Dataset records of page text:
↓
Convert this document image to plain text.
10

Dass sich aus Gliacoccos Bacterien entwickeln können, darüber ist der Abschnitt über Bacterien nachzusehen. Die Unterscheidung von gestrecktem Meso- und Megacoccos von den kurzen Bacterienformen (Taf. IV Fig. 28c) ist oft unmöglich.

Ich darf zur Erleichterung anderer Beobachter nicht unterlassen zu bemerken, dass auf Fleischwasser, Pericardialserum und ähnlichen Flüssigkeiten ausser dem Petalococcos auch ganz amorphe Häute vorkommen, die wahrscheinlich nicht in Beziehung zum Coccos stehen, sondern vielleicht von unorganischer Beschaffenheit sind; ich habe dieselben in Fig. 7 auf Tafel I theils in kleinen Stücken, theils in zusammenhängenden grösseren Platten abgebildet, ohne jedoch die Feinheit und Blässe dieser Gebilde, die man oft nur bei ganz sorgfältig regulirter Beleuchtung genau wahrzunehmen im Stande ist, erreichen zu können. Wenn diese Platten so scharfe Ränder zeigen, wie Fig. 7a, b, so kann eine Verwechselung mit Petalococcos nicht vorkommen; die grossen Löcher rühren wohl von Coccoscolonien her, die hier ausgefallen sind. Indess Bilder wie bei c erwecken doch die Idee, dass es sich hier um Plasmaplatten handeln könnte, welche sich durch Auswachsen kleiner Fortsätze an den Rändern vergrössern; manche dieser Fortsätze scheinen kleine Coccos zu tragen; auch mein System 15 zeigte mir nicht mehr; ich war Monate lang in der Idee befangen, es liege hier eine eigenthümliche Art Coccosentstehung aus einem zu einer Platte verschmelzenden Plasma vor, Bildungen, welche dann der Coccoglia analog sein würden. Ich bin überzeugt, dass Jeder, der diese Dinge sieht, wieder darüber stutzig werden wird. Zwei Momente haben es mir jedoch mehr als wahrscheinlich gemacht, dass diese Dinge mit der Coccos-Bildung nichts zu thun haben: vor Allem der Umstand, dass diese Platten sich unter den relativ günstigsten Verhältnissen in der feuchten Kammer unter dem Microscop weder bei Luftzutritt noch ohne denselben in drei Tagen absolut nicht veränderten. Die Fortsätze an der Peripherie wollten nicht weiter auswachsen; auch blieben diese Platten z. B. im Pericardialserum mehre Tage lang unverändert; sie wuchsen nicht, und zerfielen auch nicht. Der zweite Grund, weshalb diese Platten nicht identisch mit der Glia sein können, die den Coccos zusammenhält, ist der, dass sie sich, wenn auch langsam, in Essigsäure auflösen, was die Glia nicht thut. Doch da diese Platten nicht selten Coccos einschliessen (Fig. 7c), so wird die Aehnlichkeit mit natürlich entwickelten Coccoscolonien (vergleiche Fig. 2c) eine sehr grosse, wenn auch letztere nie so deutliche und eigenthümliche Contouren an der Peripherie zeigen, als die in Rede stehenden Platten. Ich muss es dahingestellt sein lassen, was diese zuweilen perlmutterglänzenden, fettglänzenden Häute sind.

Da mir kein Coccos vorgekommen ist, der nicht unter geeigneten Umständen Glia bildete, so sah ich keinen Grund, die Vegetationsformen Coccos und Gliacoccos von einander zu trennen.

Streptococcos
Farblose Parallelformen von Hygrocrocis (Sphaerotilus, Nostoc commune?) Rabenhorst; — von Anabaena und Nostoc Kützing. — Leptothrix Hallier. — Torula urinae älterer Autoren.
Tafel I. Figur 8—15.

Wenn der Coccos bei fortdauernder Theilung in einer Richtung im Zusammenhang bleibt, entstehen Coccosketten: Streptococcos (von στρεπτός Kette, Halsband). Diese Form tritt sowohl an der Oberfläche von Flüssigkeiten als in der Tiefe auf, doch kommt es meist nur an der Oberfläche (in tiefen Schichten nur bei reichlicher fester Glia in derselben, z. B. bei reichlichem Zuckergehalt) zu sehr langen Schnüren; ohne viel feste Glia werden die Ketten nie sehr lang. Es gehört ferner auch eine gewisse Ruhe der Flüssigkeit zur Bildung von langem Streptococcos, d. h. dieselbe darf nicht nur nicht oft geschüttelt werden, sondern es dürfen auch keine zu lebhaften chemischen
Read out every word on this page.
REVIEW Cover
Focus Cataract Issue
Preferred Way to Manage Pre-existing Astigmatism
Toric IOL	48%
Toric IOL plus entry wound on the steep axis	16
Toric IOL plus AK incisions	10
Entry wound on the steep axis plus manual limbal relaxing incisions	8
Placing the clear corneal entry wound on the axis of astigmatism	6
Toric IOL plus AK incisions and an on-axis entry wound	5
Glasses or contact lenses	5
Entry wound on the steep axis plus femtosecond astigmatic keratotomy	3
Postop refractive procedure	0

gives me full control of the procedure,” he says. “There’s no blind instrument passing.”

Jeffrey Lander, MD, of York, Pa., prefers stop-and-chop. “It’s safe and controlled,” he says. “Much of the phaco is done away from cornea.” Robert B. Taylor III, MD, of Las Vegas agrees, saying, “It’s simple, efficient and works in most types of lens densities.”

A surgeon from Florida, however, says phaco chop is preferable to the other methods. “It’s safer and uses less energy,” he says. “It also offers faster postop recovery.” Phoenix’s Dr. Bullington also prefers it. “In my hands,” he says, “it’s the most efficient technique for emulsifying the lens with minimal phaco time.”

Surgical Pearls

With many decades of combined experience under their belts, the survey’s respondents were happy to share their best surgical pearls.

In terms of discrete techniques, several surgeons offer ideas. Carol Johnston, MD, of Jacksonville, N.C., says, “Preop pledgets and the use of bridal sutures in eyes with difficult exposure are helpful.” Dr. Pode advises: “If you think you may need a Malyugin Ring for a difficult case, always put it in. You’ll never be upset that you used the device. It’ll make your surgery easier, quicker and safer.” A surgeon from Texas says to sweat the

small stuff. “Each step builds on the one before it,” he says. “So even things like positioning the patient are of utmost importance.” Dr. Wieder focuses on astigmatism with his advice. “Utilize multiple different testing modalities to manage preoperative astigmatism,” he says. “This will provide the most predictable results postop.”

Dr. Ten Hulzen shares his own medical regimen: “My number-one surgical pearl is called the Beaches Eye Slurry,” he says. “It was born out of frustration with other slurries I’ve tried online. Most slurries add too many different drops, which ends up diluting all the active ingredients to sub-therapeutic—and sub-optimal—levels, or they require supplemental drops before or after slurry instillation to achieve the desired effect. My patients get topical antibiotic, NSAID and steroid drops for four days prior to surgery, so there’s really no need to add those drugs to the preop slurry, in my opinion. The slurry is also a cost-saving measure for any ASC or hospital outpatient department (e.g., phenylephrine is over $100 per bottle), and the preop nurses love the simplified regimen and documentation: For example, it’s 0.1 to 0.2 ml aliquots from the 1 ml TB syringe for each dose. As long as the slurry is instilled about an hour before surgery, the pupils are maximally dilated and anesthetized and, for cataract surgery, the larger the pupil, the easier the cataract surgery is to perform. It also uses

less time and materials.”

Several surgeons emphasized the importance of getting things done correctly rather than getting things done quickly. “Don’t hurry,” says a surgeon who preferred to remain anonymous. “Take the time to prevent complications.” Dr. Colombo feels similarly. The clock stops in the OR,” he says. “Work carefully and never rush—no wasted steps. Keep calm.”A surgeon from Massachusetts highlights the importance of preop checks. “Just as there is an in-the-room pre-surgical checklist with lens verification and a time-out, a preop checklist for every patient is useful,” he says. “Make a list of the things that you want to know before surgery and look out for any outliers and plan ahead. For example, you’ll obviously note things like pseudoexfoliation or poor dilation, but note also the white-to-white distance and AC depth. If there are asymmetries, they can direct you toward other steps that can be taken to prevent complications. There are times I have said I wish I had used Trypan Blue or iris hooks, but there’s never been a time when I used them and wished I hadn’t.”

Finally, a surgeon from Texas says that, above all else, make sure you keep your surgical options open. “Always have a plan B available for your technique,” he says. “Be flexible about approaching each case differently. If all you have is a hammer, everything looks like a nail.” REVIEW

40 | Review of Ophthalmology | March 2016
↑
# Work order
Where a line of the data contains "Gliacoccos", include it in the tally, and answer with the tally alone.

# Solution to the exercise
2